-- Input material start --

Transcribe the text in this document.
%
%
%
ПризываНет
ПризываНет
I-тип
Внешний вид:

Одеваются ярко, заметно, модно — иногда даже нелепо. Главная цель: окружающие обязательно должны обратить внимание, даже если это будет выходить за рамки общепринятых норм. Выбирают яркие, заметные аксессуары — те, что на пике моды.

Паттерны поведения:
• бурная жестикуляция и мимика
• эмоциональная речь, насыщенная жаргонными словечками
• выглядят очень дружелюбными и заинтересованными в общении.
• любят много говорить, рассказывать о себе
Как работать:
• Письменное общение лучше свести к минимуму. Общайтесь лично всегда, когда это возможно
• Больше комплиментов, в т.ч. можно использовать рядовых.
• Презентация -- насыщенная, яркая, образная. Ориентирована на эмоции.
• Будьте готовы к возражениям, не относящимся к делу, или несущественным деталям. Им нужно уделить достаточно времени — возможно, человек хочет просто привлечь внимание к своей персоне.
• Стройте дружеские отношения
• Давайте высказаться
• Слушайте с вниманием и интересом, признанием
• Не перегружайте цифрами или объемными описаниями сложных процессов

-- Input material end --

- _What is asked_:
Each line must be given again exactly as written above.

- _Exercise solution_:
Transcribe the text in this document.
%
%
%
ПризываНет
ПризываНет
I-тип
Внешний вид:

Одеваются ярко, заметно, модно — иногда даже нелепо. Главная цель: окружающие обязательно должны обратить внимание, даже если это будет выходить за рамки общепринятых норм. Выбирают яркие, заметные аксессуары — те, что на пике моды.

Паттерны поведения:
• бурная жестикуляция и мимика
• эмоциональная речь, насыщенная жаргонными словечками
• выглядят очень дружелюбными и заинтересованными в общении.
• любят много говорить, рассказывать о себе
Как работать:
• Письменное общение лучше свести к минимуму. Общайтесь лично всегда, когда это возможно
• Больше комплиментов, в т.ч. можно использовать рядовых.
• Презентация -- насыщенная, яркая, образная. Ориентирована на эмоции.
• Будьте готовы к возражениям, не относящимся к делу, или несущественным деталям. Им нужно уделить достаточно времени — возможно, человек хочет просто привлечь внимание к своей персоне.
• Стройте дружеские отношения
• Давайте высказаться
• Слушайте с вниманием и интересом, признанием
• Не перегружайте цифрами или объемными описаниями сложных процессов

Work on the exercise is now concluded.